* **Objetivo 1**
No texto apresentado, como reagiu o senhor português ao ouvir falar do drama das viuvinhas?

* **Texto apresentado**

########

Dramas da emigração: o sino da minha aldeia

Armando Alexandre dos Santos

 

Tratei, no meu último artigo, das jovens recém-casadas que, na Ilha da Madeira, viam seus maridos partirem rumo ao desconhecido poucos dias depois do casamento e por anos e décadas a fio ficavam à espera do retorno do cônjuge, ou pelo menos de notícias dele. Trata-se, sem dúvida, de um pungente drama existencial o dessas numerosas “viuvinhas”. Recordo que certa ocasião eu estava fazendo uma conferência sobre o Arquipélago da Madeira e sua influência no povoamento de São Paulo quando, de passagem, me referi ao drama dessas viuvinhas. Um dos assistentes, um senhor português, comoveu-se com o que ouvia e começou a chorar. Era um homenzarrão corpulento, de idade madura, com enormes bigodes negros, mas chorava soluçando como uma criança, e dizia: “Sou mesmo uma manteiga derretida…”.

########

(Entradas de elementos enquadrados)
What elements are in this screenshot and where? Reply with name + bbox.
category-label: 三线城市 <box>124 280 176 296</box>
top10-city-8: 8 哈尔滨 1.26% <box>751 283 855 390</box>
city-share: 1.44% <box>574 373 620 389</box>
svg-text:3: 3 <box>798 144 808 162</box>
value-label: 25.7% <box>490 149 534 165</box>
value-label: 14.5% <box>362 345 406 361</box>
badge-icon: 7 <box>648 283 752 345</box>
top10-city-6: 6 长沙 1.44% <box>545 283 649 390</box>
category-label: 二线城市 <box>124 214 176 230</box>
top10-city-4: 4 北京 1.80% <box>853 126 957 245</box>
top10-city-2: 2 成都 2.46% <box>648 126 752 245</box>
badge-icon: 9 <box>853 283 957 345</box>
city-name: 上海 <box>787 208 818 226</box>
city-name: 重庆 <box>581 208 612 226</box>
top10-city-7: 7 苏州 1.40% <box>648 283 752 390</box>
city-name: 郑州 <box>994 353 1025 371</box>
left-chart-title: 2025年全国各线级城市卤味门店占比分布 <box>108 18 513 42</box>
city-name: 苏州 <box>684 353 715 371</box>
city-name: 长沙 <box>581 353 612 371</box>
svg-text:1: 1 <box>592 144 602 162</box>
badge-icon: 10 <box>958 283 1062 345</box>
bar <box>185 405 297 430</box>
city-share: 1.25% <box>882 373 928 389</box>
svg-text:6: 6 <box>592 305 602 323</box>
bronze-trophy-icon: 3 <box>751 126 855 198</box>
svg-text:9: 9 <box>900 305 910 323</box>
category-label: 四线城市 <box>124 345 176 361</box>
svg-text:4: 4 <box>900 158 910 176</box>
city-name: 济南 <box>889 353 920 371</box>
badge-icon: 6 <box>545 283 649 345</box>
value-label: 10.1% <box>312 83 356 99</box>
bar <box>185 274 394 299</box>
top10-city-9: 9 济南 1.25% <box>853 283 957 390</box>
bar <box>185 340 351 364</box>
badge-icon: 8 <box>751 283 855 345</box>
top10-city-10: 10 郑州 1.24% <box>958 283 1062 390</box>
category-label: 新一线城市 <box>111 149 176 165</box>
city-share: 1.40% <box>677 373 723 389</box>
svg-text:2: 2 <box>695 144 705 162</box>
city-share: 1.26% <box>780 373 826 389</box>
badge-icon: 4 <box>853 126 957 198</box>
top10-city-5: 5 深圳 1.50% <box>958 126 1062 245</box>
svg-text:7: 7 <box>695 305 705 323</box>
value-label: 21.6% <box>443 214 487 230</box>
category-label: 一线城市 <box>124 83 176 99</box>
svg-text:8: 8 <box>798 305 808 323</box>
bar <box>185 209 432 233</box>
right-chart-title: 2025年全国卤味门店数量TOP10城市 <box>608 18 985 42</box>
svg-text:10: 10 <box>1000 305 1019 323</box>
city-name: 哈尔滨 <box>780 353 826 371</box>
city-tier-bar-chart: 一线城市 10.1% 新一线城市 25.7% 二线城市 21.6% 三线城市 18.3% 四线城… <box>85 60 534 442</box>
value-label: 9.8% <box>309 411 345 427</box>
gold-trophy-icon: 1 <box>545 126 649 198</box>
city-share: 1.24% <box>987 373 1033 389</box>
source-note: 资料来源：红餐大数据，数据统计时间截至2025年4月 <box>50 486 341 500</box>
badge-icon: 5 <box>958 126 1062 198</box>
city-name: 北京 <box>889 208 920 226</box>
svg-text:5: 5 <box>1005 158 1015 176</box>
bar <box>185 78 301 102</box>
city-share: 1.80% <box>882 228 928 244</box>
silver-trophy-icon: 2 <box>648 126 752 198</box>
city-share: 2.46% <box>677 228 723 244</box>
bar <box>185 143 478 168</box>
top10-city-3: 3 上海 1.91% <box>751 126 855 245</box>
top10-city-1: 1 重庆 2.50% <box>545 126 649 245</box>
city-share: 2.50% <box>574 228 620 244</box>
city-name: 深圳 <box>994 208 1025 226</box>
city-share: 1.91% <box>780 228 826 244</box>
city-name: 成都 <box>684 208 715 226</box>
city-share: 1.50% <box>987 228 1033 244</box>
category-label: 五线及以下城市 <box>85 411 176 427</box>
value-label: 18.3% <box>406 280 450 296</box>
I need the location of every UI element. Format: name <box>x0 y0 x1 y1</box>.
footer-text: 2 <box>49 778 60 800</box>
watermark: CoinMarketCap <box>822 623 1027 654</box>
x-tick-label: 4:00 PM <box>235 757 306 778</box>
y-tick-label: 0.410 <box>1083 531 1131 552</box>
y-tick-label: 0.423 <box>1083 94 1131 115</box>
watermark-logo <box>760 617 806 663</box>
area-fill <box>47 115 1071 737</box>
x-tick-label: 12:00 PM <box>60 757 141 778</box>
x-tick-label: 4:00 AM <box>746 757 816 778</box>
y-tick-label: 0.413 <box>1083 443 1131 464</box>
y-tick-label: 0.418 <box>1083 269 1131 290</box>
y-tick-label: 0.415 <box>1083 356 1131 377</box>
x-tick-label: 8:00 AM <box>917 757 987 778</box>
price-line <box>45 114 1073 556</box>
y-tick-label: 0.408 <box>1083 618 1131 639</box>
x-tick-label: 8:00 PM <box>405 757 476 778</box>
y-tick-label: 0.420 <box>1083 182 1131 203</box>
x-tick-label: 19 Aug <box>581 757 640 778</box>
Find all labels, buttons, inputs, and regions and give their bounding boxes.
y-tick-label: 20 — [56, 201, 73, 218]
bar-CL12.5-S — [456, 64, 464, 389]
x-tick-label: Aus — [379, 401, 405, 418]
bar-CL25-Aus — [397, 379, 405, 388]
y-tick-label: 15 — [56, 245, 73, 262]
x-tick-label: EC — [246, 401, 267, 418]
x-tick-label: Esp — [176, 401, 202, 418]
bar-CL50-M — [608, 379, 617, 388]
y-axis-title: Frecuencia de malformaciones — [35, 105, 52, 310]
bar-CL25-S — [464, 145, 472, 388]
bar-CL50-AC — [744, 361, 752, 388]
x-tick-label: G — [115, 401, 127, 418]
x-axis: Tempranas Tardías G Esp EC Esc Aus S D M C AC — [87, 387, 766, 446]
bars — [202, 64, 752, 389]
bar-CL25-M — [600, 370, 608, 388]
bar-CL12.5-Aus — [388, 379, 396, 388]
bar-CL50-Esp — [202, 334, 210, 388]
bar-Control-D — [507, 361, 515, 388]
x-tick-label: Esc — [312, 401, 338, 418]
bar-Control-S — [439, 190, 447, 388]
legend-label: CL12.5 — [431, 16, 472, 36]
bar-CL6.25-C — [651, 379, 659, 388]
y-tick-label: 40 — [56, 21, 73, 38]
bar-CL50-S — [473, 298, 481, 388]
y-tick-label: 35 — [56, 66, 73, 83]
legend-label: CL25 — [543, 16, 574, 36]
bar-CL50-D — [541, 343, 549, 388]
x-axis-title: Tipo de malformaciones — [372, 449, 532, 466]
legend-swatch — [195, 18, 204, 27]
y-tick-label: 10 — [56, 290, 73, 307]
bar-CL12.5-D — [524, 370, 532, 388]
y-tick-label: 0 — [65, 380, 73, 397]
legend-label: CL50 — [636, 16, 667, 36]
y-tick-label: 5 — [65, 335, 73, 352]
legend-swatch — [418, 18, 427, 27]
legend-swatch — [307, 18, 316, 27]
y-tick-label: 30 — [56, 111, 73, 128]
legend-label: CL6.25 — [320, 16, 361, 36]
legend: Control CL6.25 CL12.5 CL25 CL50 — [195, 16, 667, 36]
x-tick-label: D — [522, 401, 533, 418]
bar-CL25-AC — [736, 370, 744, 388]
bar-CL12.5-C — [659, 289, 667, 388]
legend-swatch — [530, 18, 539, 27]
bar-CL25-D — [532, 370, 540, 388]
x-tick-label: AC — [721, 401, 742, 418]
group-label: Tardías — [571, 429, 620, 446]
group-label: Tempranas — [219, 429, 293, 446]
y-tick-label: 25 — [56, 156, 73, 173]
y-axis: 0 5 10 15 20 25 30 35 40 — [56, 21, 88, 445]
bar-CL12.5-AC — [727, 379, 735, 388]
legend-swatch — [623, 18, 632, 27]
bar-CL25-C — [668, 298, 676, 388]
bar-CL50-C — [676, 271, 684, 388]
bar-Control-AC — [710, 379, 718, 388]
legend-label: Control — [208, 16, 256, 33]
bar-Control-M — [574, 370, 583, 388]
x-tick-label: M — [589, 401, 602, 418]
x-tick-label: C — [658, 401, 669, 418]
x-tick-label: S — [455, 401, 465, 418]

########

* **Objetivo 2**
Repita, sem alterar nada, tudo o que vai do início dos registros até a linha que contém "city-name: 郑州 <box>994 353 1025 371</box>", incluindo essa linha.

* **Resultado final 1**
Comoveu-se e começou a chorar, soluçando como uma criança.

* **Resultado final 2**
What elements are in this screenshot and where? Reply with name + bbox.
category-label: 三线城市 <box>124 280 176 296</box>
top10-city-8: 8 哈尔滨 1.26% <box>751 283 855 390</box>
city-share: 1.44% <box>574 373 620 389</box>
svg-text:3: 3 <box>798 144 808 162</box>
value-label: 25.7% <box>490 149 534 165</box>
value-label: 14.5% <box>362 345 406 361</box>
badge-icon: 7 <box>648 283 752 345</box>
top10-city-6: 6 长沙 1.44% <box>545 283 649 390</box>
category-label: 二线城市 <box>124 214 176 230</box>
top10-city-4: 4 北京 1.80% <box>853 126 957 245</box>
top10-city-2: 2 成都 2.46% <box>648 126 752 245</box>
badge-icon: 9 <box>853 283 957 345</box>
city-name: 上海 <box>787 208 818 226</box>
city-name: 重庆 <box>581 208 612 226</box>
top10-city-7: 7 苏州 1.40% <box>648 283 752 390</box>
city-name: 郑州 <box>994 353 1025 371</box>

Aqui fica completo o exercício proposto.